======== Dataset excerpts ========

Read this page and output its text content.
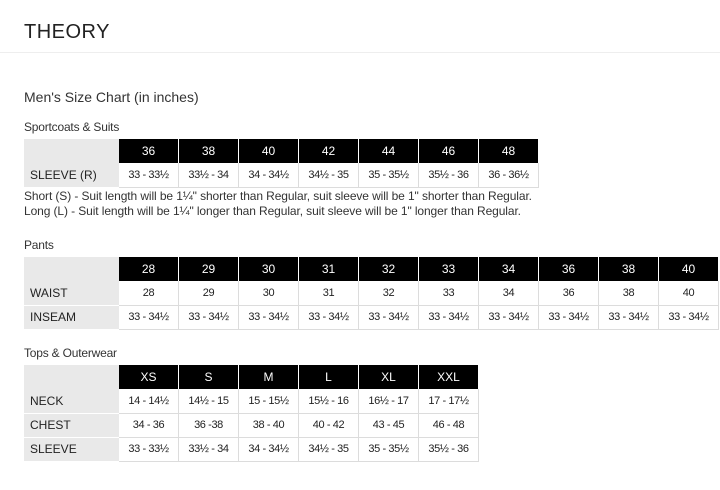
THEORY
Men's Size Chart (in inches)
Sportcoats & Suits
	36	38	40	42	44	46	48
SLEEVE (R)	33 - 33½	33½ - 34	34 - 34½	34½ - 35	35 - 35½	35½ - 36	36 - 36½
Short (S) - Suit length will be 1¼" shorter than Regular, suit sleeve will be 1" shorter than Regular.
Long (L) - Suit length will be 1¼" longer than Regular, suit sleeve will be 1" longer than Regular.
Pants
	28	29	30	31	32	33	34	36	38	40
WAIST	28	29	30	31	32	33	34	36	38	40
INSEAM	33 - 34½	33 - 34½	33 - 34½	33 - 34½	33 - 34½	33 - 34½	33 - 34½	33 - 34½	33 - 34½	33 - 34½
Tops & Outerwear
	XS	S	M	L	XL	XXL
NECK	14 - 14½	14½ - 15	15 - 15½	15½ - 16	16½ - 17	17 - 17½
CHEST	34 - 36	36 -38	38 - 40	40 - 42	43 - 45	46 - 48
SLEEVE	33 - 33½	33½ - 34	34 - 34½	34½ - 35	35 - 35½	35½ - 36
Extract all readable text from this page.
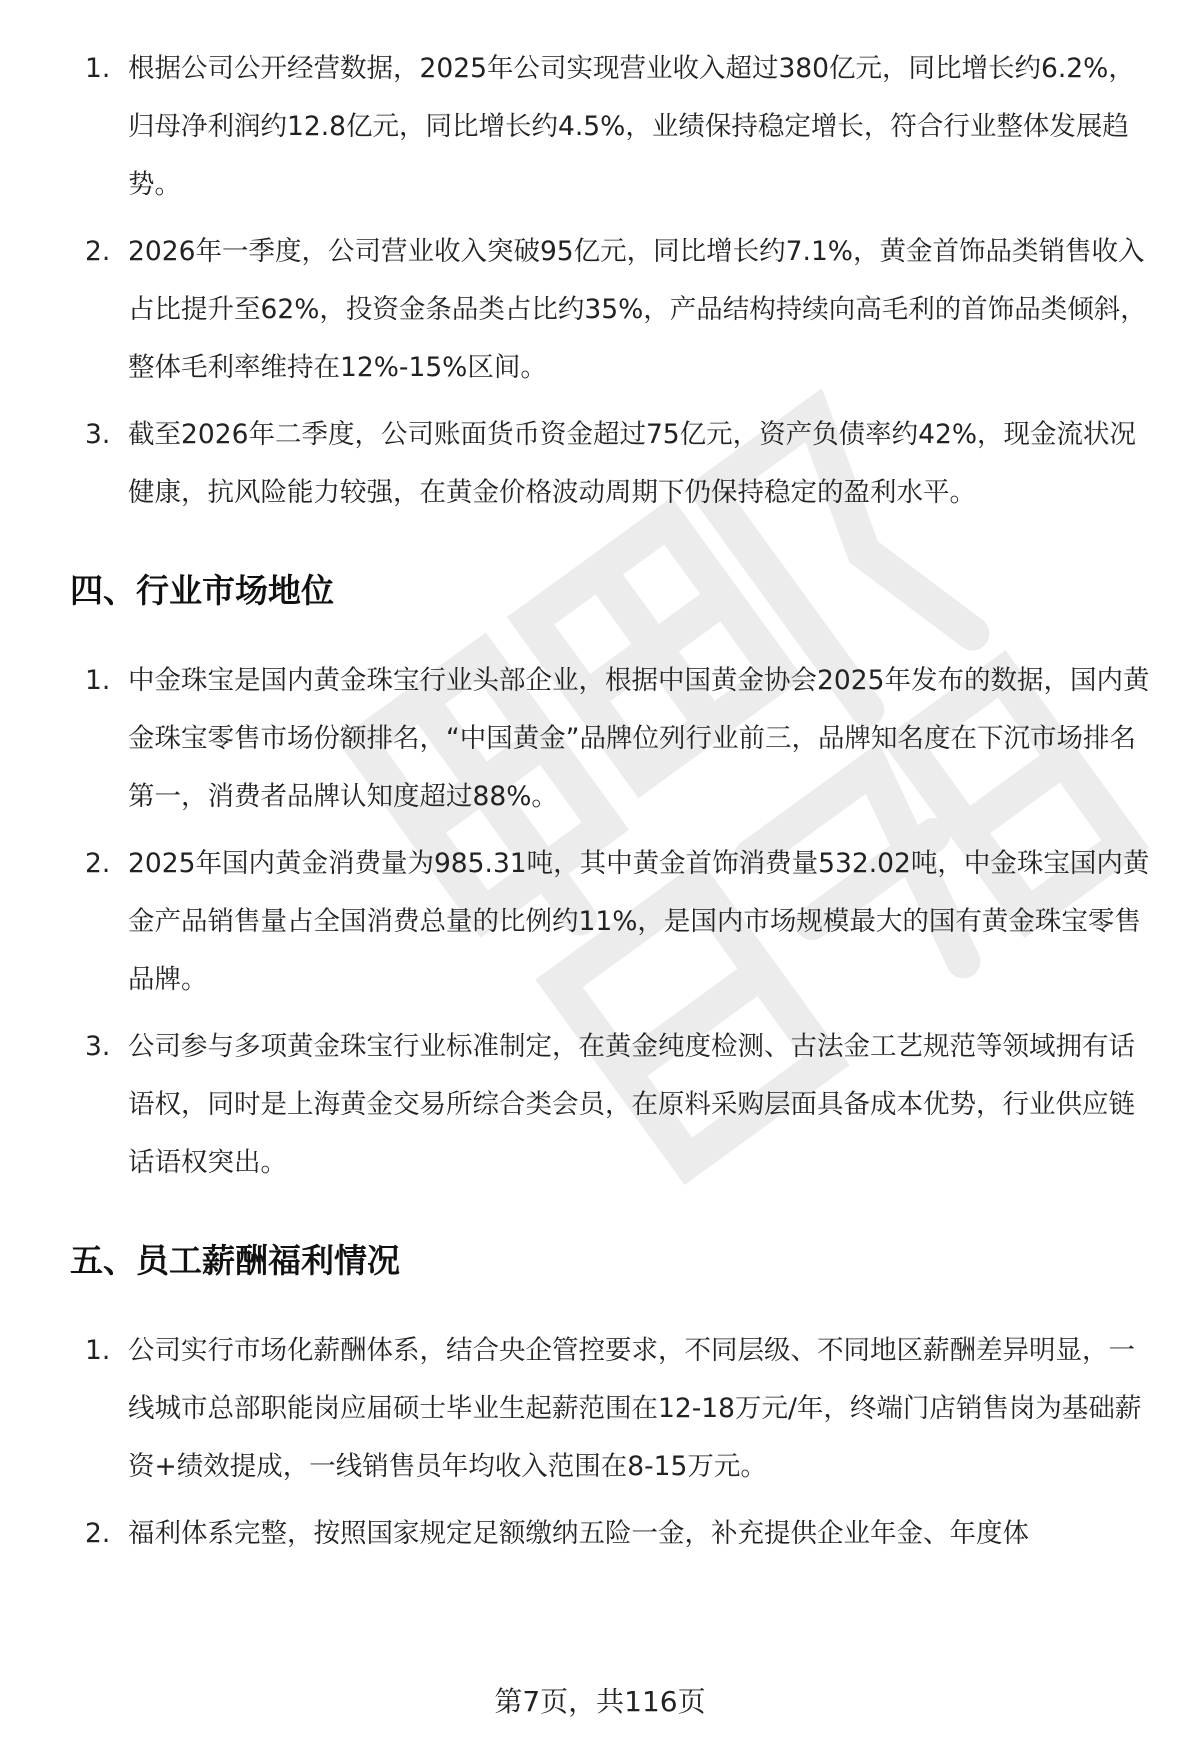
1. 根据公司公开经营数据，2025年公司实现营业收入超过380亿元，同比增长约6.2%，归母净利润约12.8亿元，同比增长约4.5%，业绩保持稳定增长，符合行业整体发展趋势。
2. 2026年一季度，公司营业收入突破95亿元，同比增长约7.1%，黄金首饰品类销售收入占比提升至62%，投资金条品类占比约35%，产品结构持续向高毛利的首饰品类倾斜，整体毛利率维持在12%-15%区间。
3. 截至2026年二季度，公司账面货币资金超过75亿元，资产负债率约42%，现金流状况健康，抗风险能力较强，在黄金价格波动周期下仍保持稳定的盈利水平。
四、行业市场地位
1. 中金珠宝是国内黄金珠宝行业头部企业，根据中国黄金协会2025年发布的数据，国内黄金珠宝零售市场份额排名，“中国黄金”品牌位列行业前三，品牌知名度在下沉市场排名第一，消费者品牌认知度超过88%。
2. 2025年国内黄金消费量为985.31吨，其中黄金首饰消费量532.02吨，中金珠宝国内黄金产品销售量占全国消费总量的比例约11%，是国内市场规模最大的国有黄金珠宝零售品牌。
3. 公司参与多项黄金珠宝行业标准制定，在黄金纯度检测、古法金工艺规范等领域拥有话语权，同时是上海黄金交易所综合类会员，在原料采购层面具备成本优势，行业供应链话语权突出。
五、员工薪酬福利情况
1. 公司实行市场化薪酬体系，结合央企管控要求，不同层级、不同地区薪酬差异明显，一线城市总部职能岗应届硕士毕业生起薪范围在12-18万元/年，终端门店销售岗为基础薪资+绩效提成，一线销售员年均收入范围在8-15万元。
2. 福利体系完整，按照国家规定足额缴纳五险一金，补充提供企业年金、年度体
第7页，共116页
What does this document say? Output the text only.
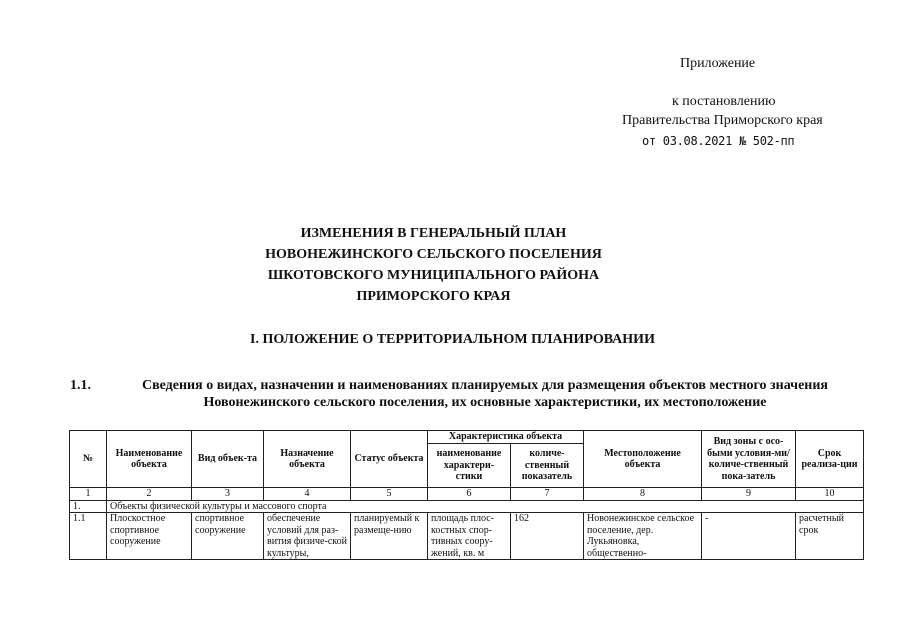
Приложение
к постановлению
Правительства Приморского края
от 03.08.2021 № 502-пп
ИЗМЕНЕНИЯ В ГЕНЕРАЛЬНЫЙ ПЛАН
НОВОНЕЖИНСКОГО СЕЛЬСКОГО ПОСЕЛЕНИЯ
ШКОТОВСКОГО МУНИЦИПАЛЬНОГО РАЙОНА
ПРИМОРСКОГО КРАЯ
I. ПОЛОЖЕНИЕ О ТЕРРИТОРИАЛЬНОМ ПЛАНИРОВАНИИ
1.1.	Сведения о видах, назначении и наименованиях планируемых для размещения объектов местного значения Новонежинского сельского поселения, их основные характеристики, их местоположение
№	Наименование объекта	Вид объек-та	Назначение объекта	Статус объекта	Характеристика объекта		Местоположение объекта	Вид зоны с осо-быми условия-ми/ количе-ственный пока-затель	Срок реализа-ции
					наименование характери-стики	количе-ственный показатель			
1	2	3	4	5	6	7	8	9	10
1.	Объекты физической культуры и массового спорта								

1.1	Плоскостное спортивное сооружение	спортивное сооружение	обеспечение условий для раз-вития физиче-ской культуры,	планируемый к размеще-нию	площадь плос-костных спор-тивных соору-жений, кв. м	162	Новонежинское сельское поселение, дер. Лукьяновка, общественно-	-	расчетный срок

========

Exercise
Spot every line that holds "page" and copy it.

Complete output
Read this page and output its text content.
Extract all readable text from this page.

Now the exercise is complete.